# Given problem
Find every line in the records that holds the string "ffffff". Copy each one.

=== Exercise materials ===

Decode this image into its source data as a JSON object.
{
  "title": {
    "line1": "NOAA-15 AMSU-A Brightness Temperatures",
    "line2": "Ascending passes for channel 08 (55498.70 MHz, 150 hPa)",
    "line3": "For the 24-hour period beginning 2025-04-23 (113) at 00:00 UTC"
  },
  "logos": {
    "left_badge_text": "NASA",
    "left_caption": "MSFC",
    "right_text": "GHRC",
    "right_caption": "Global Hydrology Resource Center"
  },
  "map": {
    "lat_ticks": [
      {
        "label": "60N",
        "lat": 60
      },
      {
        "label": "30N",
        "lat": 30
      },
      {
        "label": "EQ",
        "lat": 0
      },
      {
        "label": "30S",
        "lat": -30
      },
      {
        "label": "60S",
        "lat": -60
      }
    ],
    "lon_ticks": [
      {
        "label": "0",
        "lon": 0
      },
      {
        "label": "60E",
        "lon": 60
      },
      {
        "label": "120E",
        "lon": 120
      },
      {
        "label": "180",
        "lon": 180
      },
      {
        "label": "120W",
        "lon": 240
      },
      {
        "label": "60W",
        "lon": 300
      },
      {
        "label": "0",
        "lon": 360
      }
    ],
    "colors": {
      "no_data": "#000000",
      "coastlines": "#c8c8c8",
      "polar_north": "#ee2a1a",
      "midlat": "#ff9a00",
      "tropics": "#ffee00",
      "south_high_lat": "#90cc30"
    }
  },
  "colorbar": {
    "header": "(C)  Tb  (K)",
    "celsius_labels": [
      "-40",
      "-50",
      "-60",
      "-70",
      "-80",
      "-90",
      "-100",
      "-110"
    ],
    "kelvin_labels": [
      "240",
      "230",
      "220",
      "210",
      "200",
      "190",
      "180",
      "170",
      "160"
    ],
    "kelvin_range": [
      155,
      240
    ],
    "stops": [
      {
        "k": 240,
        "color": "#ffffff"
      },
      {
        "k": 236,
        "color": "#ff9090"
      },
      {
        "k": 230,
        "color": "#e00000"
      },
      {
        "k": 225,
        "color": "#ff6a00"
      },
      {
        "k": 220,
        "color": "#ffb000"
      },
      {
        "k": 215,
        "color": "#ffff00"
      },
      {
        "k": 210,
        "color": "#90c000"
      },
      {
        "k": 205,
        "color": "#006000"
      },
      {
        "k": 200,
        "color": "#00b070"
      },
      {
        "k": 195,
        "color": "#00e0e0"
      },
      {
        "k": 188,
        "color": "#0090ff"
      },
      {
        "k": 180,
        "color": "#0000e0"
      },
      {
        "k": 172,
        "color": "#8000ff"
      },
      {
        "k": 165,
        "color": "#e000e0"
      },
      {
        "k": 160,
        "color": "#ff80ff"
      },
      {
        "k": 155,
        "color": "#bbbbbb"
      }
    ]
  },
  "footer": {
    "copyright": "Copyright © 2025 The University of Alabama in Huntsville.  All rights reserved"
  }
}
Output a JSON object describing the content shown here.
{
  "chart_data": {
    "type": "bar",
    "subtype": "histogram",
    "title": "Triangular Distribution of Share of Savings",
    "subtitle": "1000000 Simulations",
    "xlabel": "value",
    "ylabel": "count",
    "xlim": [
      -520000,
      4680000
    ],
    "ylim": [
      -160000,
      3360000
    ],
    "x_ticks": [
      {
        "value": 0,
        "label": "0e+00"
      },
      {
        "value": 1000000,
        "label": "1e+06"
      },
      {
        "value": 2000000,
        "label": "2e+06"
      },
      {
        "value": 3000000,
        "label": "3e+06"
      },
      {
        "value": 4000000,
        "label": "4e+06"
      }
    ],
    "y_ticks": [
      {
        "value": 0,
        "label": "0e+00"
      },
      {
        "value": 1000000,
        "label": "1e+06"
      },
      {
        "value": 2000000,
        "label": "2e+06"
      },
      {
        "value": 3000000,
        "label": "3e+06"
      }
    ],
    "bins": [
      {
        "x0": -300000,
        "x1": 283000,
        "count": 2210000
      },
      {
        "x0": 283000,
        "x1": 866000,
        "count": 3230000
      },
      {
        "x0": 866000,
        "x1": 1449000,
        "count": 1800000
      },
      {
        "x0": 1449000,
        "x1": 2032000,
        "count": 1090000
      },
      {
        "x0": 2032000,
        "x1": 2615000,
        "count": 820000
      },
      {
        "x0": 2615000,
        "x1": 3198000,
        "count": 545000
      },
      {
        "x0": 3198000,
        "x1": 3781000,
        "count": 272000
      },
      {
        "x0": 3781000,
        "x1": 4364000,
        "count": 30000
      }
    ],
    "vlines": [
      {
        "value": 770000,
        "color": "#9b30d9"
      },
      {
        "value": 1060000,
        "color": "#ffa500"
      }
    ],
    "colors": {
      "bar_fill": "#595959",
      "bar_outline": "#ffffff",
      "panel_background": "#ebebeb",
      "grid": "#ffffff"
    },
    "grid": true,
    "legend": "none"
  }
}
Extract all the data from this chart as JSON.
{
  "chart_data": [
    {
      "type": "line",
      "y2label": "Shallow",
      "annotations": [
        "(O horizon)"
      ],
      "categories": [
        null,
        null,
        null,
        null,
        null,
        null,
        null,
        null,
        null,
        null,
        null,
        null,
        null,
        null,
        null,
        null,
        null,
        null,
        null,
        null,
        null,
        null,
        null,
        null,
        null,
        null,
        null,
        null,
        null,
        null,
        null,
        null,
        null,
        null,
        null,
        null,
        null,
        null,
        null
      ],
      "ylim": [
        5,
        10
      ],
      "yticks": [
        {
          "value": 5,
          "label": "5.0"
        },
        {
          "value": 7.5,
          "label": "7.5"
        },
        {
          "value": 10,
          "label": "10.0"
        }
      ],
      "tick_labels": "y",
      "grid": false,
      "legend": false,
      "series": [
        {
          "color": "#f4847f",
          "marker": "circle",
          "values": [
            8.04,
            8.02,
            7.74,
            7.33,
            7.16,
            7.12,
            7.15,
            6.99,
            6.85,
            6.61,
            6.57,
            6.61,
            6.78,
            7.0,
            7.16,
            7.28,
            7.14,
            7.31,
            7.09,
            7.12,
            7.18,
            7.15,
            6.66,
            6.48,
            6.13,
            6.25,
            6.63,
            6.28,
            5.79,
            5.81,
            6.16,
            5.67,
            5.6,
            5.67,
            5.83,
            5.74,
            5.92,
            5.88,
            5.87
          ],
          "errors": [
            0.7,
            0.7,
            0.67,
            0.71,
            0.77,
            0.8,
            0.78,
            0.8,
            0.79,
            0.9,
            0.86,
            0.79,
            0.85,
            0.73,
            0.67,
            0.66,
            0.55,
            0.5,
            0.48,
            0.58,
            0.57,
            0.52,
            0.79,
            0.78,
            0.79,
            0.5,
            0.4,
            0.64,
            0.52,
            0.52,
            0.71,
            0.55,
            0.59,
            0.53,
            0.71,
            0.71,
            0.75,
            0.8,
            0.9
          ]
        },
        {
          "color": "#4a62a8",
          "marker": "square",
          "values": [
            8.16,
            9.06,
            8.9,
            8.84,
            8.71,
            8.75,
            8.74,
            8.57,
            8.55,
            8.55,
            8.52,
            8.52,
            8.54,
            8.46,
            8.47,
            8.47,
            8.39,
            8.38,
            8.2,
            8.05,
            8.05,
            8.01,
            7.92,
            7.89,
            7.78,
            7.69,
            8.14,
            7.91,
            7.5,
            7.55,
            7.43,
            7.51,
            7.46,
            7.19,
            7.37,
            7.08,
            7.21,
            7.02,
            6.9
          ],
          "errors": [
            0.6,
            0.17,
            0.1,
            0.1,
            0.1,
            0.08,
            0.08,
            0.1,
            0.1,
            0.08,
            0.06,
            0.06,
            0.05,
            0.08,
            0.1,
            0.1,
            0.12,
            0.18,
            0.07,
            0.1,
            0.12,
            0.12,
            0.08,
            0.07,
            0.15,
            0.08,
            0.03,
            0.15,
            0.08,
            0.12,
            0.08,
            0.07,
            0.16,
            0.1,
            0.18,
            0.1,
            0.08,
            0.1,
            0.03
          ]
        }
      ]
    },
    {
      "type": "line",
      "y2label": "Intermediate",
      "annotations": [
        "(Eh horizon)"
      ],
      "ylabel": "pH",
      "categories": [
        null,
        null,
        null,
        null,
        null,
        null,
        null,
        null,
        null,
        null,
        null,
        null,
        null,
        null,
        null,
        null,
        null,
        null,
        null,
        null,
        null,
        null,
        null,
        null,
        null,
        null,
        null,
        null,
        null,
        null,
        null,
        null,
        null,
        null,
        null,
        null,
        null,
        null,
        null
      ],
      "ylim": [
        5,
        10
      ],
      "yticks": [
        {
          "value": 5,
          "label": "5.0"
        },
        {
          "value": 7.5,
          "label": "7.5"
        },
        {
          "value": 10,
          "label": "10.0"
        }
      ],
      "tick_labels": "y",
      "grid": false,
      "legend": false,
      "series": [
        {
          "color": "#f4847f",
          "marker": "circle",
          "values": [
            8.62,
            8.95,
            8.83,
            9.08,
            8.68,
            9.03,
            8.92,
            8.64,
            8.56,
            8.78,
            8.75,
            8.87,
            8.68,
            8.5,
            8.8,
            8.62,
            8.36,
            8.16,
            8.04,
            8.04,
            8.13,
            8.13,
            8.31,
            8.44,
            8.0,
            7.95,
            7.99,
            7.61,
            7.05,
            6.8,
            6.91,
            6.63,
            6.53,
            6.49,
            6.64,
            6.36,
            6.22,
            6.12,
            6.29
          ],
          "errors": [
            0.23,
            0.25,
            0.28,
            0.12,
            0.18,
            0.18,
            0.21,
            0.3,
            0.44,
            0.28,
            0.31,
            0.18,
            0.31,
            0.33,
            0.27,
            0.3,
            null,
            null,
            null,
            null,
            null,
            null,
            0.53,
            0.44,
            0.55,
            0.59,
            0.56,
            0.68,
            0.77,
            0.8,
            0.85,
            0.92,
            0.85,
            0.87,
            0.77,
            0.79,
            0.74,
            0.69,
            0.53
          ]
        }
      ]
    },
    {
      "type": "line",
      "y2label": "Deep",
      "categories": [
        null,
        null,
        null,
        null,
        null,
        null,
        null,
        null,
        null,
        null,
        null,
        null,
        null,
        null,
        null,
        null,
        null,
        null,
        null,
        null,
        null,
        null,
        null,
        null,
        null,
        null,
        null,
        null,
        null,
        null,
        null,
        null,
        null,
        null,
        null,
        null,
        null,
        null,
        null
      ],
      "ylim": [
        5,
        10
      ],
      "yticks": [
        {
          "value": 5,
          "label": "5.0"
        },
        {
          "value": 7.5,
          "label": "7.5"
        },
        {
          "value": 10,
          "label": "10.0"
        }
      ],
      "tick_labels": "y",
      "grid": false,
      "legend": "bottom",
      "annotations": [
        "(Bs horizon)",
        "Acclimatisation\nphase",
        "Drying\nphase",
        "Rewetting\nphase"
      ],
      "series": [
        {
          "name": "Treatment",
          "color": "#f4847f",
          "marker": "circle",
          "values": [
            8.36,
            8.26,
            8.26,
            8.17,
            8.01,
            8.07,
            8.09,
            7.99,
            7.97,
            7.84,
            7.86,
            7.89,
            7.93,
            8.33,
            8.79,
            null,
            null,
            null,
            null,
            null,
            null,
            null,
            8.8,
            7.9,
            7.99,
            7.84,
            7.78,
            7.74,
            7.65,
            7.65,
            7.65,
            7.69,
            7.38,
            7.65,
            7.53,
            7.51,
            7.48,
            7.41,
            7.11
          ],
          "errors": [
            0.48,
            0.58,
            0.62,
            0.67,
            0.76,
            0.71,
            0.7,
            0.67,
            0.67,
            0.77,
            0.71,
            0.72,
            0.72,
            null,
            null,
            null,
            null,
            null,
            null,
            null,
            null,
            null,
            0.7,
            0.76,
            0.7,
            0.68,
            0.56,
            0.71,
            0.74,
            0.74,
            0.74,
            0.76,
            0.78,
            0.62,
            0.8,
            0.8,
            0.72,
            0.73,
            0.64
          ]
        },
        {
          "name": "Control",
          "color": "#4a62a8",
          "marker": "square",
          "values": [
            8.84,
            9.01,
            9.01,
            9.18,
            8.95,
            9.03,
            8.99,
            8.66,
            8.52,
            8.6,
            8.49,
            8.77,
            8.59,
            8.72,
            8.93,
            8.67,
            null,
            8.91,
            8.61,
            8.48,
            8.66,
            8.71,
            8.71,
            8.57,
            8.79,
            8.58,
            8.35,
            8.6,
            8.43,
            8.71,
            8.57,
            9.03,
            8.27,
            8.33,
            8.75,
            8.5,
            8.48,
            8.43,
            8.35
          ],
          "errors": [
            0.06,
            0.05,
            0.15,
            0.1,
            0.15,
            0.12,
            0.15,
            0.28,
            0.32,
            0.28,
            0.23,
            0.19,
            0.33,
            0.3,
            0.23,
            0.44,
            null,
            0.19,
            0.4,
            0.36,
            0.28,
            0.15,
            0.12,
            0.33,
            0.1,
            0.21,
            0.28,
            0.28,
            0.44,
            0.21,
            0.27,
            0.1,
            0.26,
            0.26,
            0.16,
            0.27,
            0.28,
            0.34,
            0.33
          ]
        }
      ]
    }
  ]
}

===

# Solution for this exercise
        "color": "#ffffff"
      "bar_outline": "#ffffff",
      "grid": "#ffffff"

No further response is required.